- Born: Eric Richard Porter 8 April 1928 Shepherd's Bush, London, England
- Died: 15 May 1995 (aged 67) London, England
- Occupation: Actor
- Years active: 1945–1994

= Eric Porter =

British actor (1928–1995)

Eric Richard Porter (8 April 1928 – 15 May 1995) was an English actor of stage, film and television.

==Early life==
Porter was born in Shepherd's Bush, London, to bus conductor Richard John Porter and Phoebe Elizabeth (née Spall). His parents hoped he would become an electrical engineer, so he was educated at the Technical College in Wimbledon, then worked for the Marconi Telegraph and Wireless company as a joint-solderer. He made his stage debut at the Cambridge Arts Theatre in 1945 at the age of 17.

==Career==
In 1955, Porter played the title role in Ben Jonson's Volpone at the Bristol Old Vic. He won the London Evening Standard award in 1959 for his performance in Ibsen's Rosmersholm at the Royal Court Theatre. In 1960 he joined the Royal Shakespeare Company; that year, he played Ferdinand in John Webster's The Duchess of Malfi. In 1962, he performed as Iachimo in Cymbeline. Other roles included Ulysses, Macbeth, Leontes, Malvolio, Shylock, King Lear and Henry IV, as well as Barabas in Marlowe's Jew of Malta. Porter was seen as the tortured solicitor Soames Forsyte in the BBC drama The Forsyte Saga (1967). The series was a huge international success, and his role, for which he won a BAFTA Best Actor award, also made him a star.

__Stated exercise 1__: In the listing, from the first line up to and including the line with "diagram-plot-area [56,281,266,477]", change "isotherm-line" to "temperature-line" and give those lines again with nothing else altered.

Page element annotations
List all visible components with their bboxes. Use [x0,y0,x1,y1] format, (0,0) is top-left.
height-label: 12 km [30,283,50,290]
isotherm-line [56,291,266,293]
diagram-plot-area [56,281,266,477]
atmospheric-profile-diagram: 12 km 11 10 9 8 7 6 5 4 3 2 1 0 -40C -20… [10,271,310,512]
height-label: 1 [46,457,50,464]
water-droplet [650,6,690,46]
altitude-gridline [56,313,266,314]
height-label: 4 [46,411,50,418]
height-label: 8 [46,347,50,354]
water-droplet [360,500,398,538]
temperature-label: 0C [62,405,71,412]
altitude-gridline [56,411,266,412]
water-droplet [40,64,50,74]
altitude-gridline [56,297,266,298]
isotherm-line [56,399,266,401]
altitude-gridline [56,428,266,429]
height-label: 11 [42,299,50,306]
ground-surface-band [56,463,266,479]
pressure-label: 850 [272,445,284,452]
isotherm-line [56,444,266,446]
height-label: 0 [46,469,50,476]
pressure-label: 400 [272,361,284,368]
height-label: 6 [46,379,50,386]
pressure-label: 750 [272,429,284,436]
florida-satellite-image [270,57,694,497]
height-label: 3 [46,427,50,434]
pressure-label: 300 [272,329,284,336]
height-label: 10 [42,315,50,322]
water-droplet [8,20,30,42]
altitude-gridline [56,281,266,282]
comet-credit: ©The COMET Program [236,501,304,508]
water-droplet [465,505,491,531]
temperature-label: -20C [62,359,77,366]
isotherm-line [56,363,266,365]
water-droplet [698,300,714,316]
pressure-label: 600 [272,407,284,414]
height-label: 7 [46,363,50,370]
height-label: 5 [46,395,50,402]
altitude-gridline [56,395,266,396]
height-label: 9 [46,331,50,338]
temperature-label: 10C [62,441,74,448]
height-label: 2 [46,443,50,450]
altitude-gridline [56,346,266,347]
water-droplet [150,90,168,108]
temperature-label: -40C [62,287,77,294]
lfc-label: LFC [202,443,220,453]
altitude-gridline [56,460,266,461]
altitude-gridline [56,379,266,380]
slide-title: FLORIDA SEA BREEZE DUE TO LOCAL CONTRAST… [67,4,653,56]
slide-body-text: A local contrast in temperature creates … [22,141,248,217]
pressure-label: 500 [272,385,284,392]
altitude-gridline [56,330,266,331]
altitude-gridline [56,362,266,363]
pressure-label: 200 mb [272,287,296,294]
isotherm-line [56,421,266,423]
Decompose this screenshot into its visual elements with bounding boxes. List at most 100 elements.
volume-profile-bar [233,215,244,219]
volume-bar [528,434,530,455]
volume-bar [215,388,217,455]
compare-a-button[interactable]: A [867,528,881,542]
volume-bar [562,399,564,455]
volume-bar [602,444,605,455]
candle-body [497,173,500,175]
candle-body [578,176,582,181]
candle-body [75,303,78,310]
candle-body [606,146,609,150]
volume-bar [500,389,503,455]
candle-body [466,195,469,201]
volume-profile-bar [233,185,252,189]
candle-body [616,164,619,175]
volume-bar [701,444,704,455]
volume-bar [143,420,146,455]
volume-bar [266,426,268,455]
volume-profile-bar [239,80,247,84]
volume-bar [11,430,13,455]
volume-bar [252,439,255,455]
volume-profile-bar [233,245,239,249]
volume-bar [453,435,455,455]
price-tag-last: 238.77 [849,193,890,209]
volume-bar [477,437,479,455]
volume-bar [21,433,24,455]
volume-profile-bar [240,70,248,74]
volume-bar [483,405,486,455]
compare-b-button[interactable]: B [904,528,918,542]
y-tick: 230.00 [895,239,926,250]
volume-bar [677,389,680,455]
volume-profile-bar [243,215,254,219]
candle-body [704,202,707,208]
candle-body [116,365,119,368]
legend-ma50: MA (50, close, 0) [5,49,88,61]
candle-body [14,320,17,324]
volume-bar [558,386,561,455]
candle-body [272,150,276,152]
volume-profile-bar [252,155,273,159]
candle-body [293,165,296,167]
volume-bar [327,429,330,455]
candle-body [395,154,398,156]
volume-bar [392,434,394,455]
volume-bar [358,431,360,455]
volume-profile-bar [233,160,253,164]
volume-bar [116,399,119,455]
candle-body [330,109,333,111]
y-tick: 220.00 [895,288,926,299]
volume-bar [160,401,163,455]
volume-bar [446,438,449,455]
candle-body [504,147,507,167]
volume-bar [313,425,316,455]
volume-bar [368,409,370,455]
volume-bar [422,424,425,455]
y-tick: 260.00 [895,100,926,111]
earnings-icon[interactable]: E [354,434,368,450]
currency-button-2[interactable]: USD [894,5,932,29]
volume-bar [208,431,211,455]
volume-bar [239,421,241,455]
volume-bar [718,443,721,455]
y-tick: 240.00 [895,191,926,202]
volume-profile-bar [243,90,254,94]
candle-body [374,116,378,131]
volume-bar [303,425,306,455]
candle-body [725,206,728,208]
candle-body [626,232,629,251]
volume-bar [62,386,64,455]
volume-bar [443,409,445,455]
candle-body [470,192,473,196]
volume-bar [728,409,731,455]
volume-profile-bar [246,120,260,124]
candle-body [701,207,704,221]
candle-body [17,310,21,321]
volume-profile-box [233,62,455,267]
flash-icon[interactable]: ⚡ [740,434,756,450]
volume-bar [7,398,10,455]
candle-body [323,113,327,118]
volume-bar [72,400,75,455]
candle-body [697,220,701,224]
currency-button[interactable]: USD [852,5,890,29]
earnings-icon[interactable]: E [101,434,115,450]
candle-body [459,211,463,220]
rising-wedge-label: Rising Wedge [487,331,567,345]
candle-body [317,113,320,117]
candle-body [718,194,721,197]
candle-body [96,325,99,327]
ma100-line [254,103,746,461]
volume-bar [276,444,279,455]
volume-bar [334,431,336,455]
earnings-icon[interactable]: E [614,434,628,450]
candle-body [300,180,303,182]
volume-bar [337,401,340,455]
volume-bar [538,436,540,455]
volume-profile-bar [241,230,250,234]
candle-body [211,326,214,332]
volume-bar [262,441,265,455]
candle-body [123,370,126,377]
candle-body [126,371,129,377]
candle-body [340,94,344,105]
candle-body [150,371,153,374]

__Stated exercise 2__: Say whether each statement agrees with the Eric Porter biography, answering yes or no and quoting the deciding words: (a) Porter made his stage debut at the Cambridge Arts Theatre at the age of 17. (b) Porter joined the Royal Shakespeare Company in 1955. (c) Porter won a BAFTA Best Actor award for his role in The Forsyte Saga.

__Complete output 1__:
List all visible components with their bboxes. Use [x0,y0,x1,y1] format, (0,0) is top-left.
height-label: 12 km [30,283,50,290]
temperature-line [56,291,266,293]
diagram-plot-area [56,281,266,477]

__Complete output 2__:
(a) Yes: "He made his stage debut at the Cambridge Arts Theatre in 1945 at the age of 17."
(b) No: "In 1960 he joined the Royal Shakespeare Company"
(c) Yes: "his role, for which he won a BAFTA Best Actor award, also made him a star."